Records shown:

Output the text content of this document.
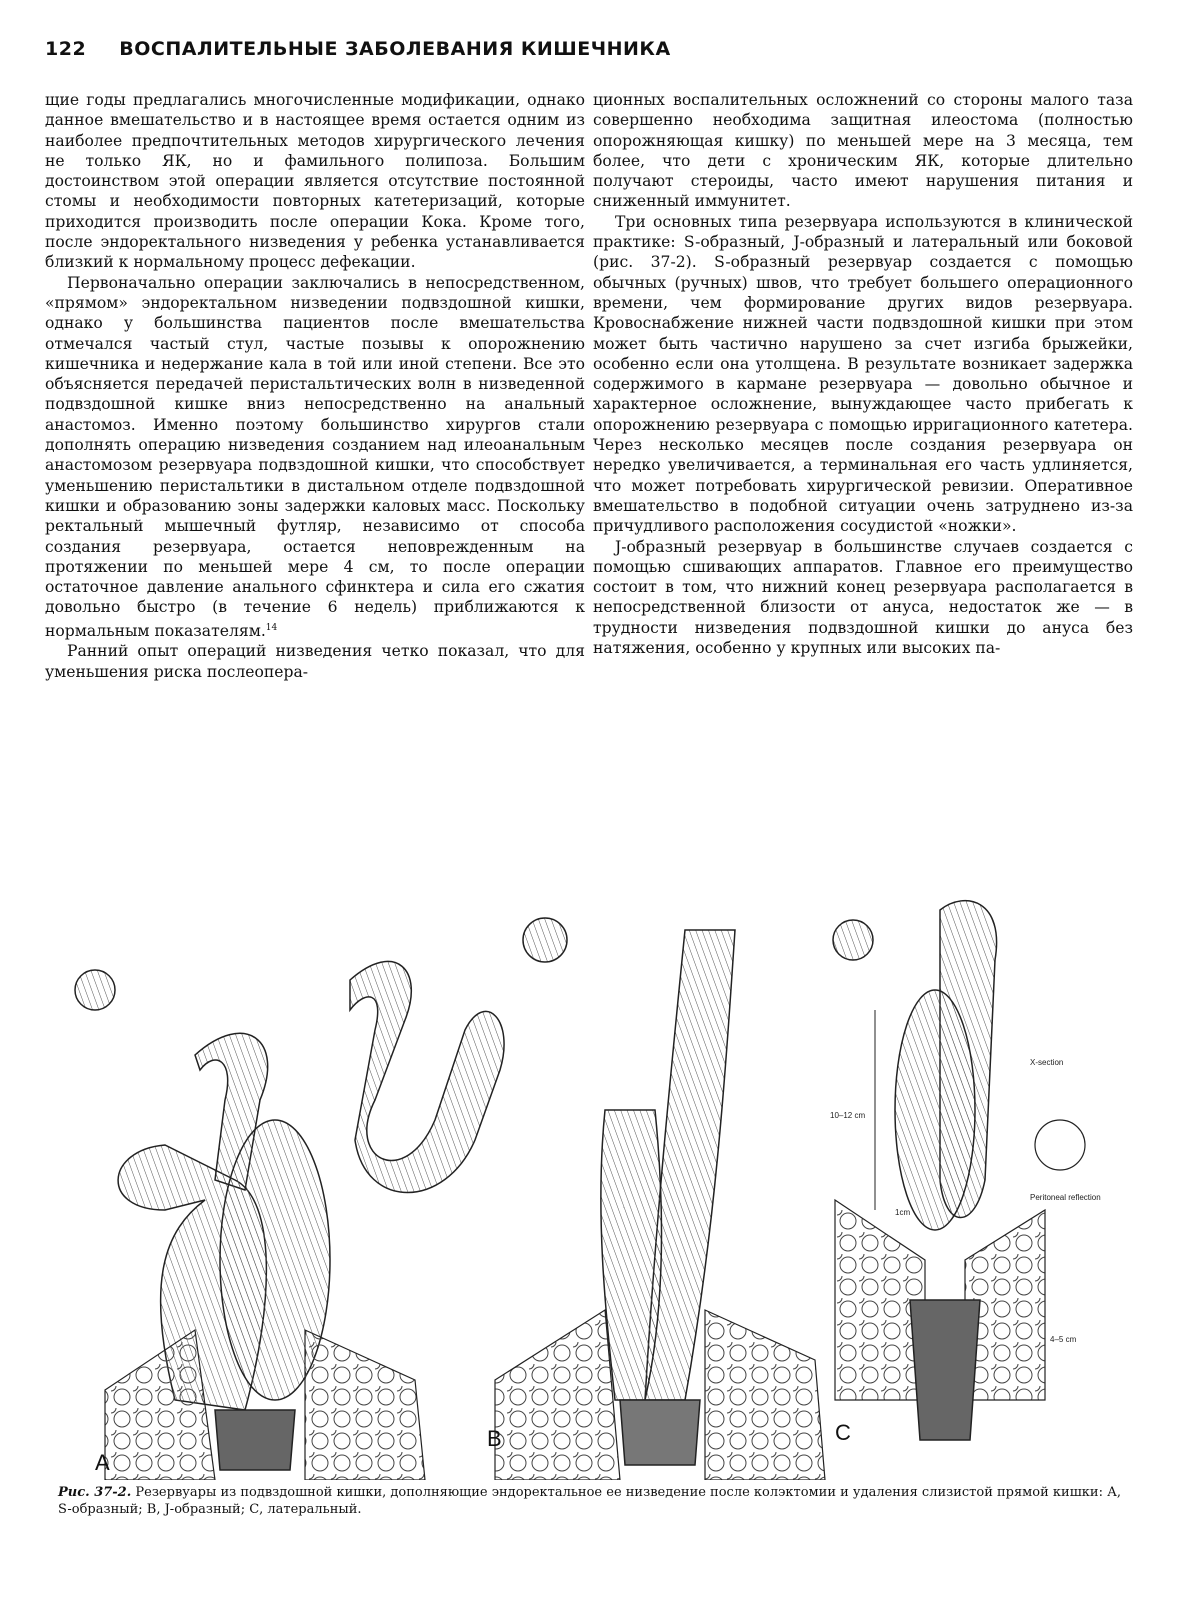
122 ВОСПАЛИТЕЛЬНЫЕ ЗАБОЛЕВАНИЯ КИШЕЧНИКА

щие годы предлагались многочисленные модификации, однако данное вмешательство и в настоящее время остается одним из наиболее предпочтительных методов хирургического лечения не только ЯК, но и фамильного полипоза. Большим достоинством этой операции является отсутствие постоянной стомы и необходимости повторных катетеризаций, которые приходится производить после операции Кока. Кроме того, после эндоректального низведения у ребенка устанавливается близкий к нормальному процесс дефекации.

Первоначально операции заключались в непосредственном, «прямом» эндоректальном низведении подвздошной кишки, однако у большинства пациентов после вмешательства отмечался частый стул, частые позывы к опорожнению кишечника и недержание кала в той или иной степени. Все это объясняется передачей перистальтических волн в низведенной подвздошной кишке вниз непосредственно на анальный анастомоз. Именно поэтому большинство хирургов стали дополнять операцию низведения созданием над илеоанальным анастомозом резервуара подвздошной кишки, что способствует уменьшению перистальтики в дистальном отделе подвздошной кишки и образованию зоны задержки каловых масс. Поскольку ректальный мышечный футляр, независимо от способа создания резервуара, остается неповрежденным на протяжении по меньшей мере 4 см, то после операции остаточное давление анального сфинктера и сила его сжатия довольно быстро (в течение 6 недель) приближаются к нормальным показателям.$^{14}$

Ранний опыт операций низведения четко показал, что для уменьшения риска послеопера-

ционных воспалительных осложнений со стороны малого таза совершенно необходима защитная илеостома (полностью опорожняющая кишку) по меньшей мере на 3 месяца, тем более, что дети с хроническим ЯК, которые длительно получают стероиды, часто имеют нарушения питания и сниженный иммунитет.

Три основных типа резервуара используются в клинической практике: S-образный, J-образный и латеральный или боковой (рис. 37-2). S-образный резервуар создается с помощью обычных (ручных) швов, что требует большего операционного времени, чем формирование других видов резервуара. Кровоснабжение нижней части подвздошной кишки при этом может быть частично нарушено за счет изгиба брыжейки, особенно если она утолщена. В результате возникает задержка содержимого в кармане резервуара — довольно обычное и характерное осложнение, вынуждающее часто прибегать к опорожнению резервуара с помощью ирригационного катетера. Через несколько месяцев после создания резервуара он нередко увеличивается, а терминальная его часть удлиняется, что может потребовать хирургической ревизии. Оперативное вмешательство в подобной ситуации очень затруднено из-за причудливого расположения сосудистой «ножки».

J-образный резервуар в большинстве случаев создается с помощью сшивающих аппаратов. Главное его преимущество состоит в том, что нижний конец резервуара располагается в непосредственной близости от ануса, недостаток же — в трудности низведения подвздошной кишки до ануса без натяжения, особенно у крупных или высоких па-

A
B
10–12 cm
X-section
1cm
Peritoneal reflection
4–5 cm
C
Рис. 37-2. Резервуары из подвздошной кишки, дополняющие эндоректальное ее низведение после колэктомии и удаления слизистой прямой кишки: А, S-образный; В, J-образный; С, латеральный.
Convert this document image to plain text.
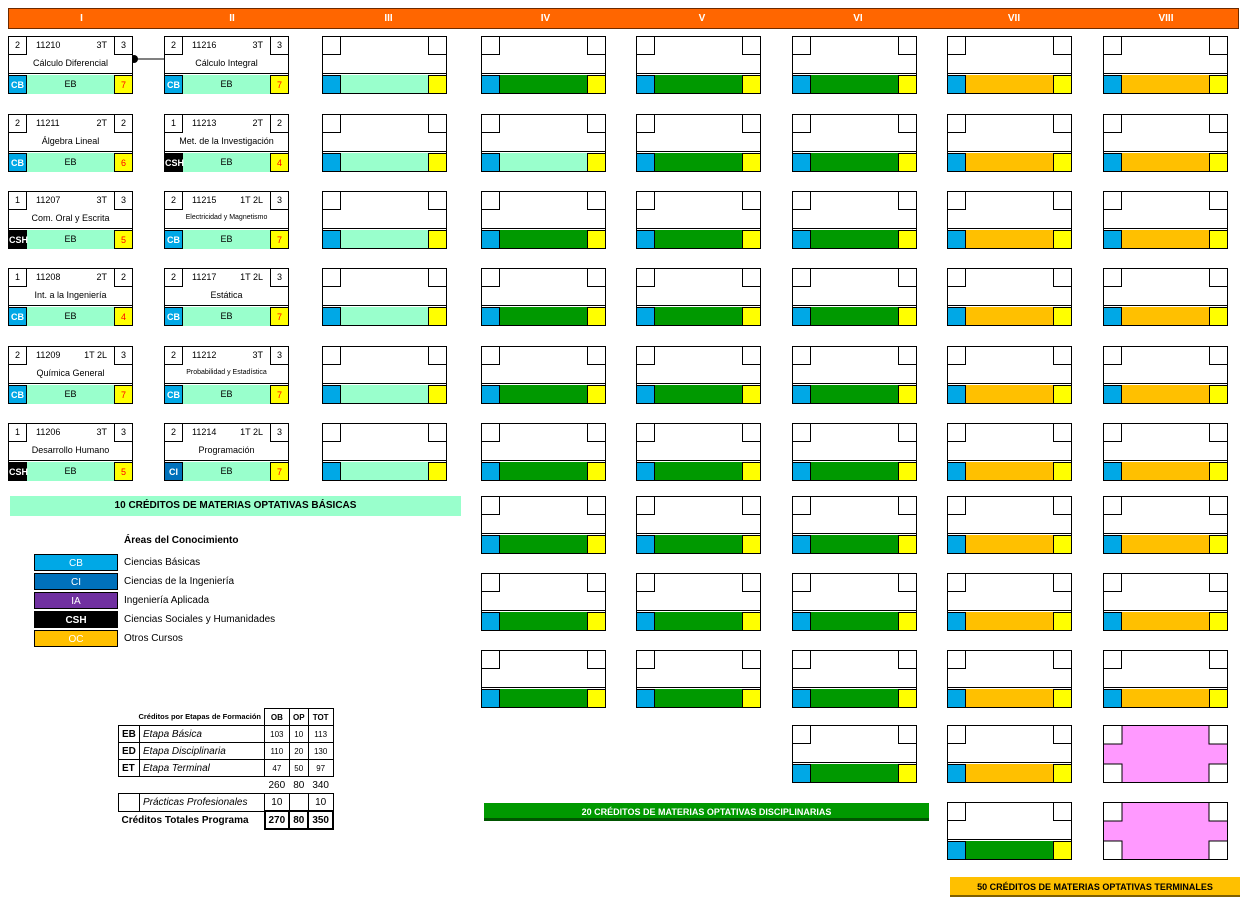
I	II	III	IV	V	VI	VII	VIII
10 CRÉDITOS DE MATERIAS OPTATIVAS BÁSICAS
20 CRÉDITOS DE MATERIAS OPTATIVAS DISCIPLINARIAS
50 CRÉDITOS DE MATERIAS OPTATIVAS TERMINALES
Áreas del Conocimiento
CB	Ciencias Básicas
CI	Ciencias de la Ingeniería
IA	Ingeniería Aplicada
CSH	Ciencias Sociales y Humanidades
OC	Otros Cursos
Créditos por Etapas de Formación		OB	OP	TOT
EB	Etapa Básica	103	10	113
ED	Etapa Disciplinaria	110	20	130
ET	Etapa Terminal	47	50	97
		260	80	340
	Prácticas Profesionales	10		10
Créditos Totales Programa		270	80	350
2	11210	3T	3
Cálculo Diferencial
EB
CB	7
2	11211	2T	2
Álgebra Lineal
EB
CB	6
1	11207	3T	3
Com. Oral y Escrita
EB
CSH	5
1	11208	2T	2
Int. a la Ingeniería
EB
CB	4
2	11209	1T 2L	3
Química General
EB
CB	7
1	11206	3T	3
Desarrollo Humano
EB
CSH	5
2	11216	3T	3
Cálculo Integral
EB
CB	7
1	11213	2T	2
Met. de la Investigación
EB
CSH	4
2	11215	1T 2L	3
Electricidad y Magnetismo
EB
CB	7
2	11217	1T 2L	3
Estática
EB
CB	7
2	11212	3T	3
Probabilidad y Estadística
EB
CB	7
2	11214	1T 2L	3
Programación
EB
CI	7
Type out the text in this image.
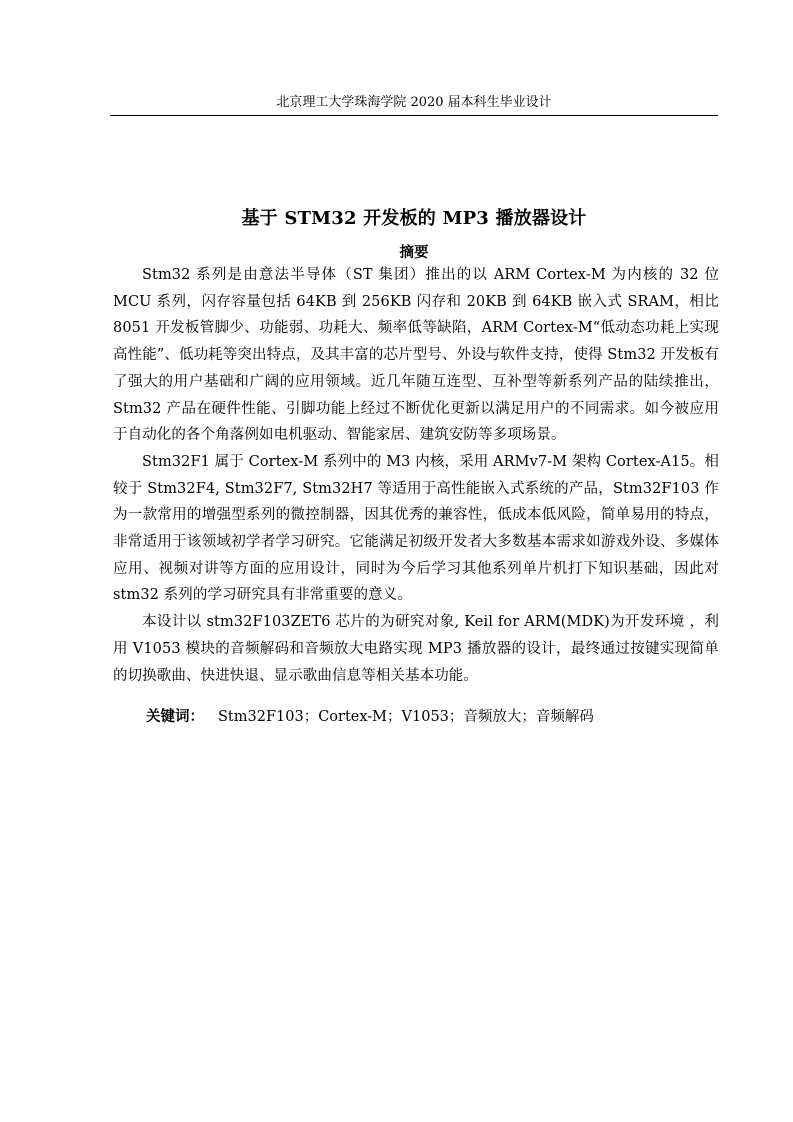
北京理工大学珠海学院 2020 届本科生毕业设计
基于 STM32 开发板的 MP3 播放器设计
摘要

Stm32 系列是由意法半导体（ST 集团）推出的以 ARM Cortex-M 为内核的 32 位 MCU 系列，闪存容量包括 64KB 到 256KB 闪存和 20KB 到 64KB 嵌入式 SRAM，相比 8051 开发板管脚少、功能弱、功耗大、频率低等缺陷，ARM Cortex-M“低动态功耗上实现高性能”、低功耗等突出特点，及其丰富的芯片型号、外设与软件支持，使得 Stm32 开发板有了强大的用户基础和广阔的应用领域。近几年随互连型、互补型等新系列产品的陆续推出，Stm32 产品在硬件性能、引脚功能上经过不断优化更新以满足用户的不同需求。如今被应用于自动化的各个角落例如电机驱动、智能家居、建筑安防等多项场景。

Stm32F1 属于 Cortex-M 系列中的 M3 内核，采用 ARMv7-M 架构 Cortex-A15。相较于 Stm32F4, Stm32F7, Stm32H7 等适用于高性能嵌入式系统的产品，Stm32F103 作为一款常用的增强型系列的微控制器，因其优秀的兼容性，低成本低风险，简单易用的特点，非常适用于该领域初学者学习研究。它能满足初级开发者大多数基本需求如游戏外设、多媒体应用、视频对讲等方面的应用设计，同时为今后学习其他系列单片机打下知识基础，因此对 stm32 系列的学习研究具有非常重要的意义。

本设计以 stm32F103ZET6 芯片的为研究对象, Keil for ARM(MDK)为开发环境 ，利用 V1053 模块的音频解码和音频放大电路实现 MP3 播放器的设计，最终通过按键实现简单的切换歌曲、快进快退、显示歌曲信息等相关基本功能。

关键词： Stm32F103；Cortex-M；V1053；音频放大；音频解码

Requirement: Gather each line holding the string "OPTATIVAS".

Written solution:
10 CRÉDITOS DE MATERIAS OPTATIVAS BÁSICAS
20 CRÉDITOS DE MATERIAS OPTATIVAS DISCIPLINARIAS
50 CRÉDITOS DE MATERIAS OPTATIVAS TERMINALES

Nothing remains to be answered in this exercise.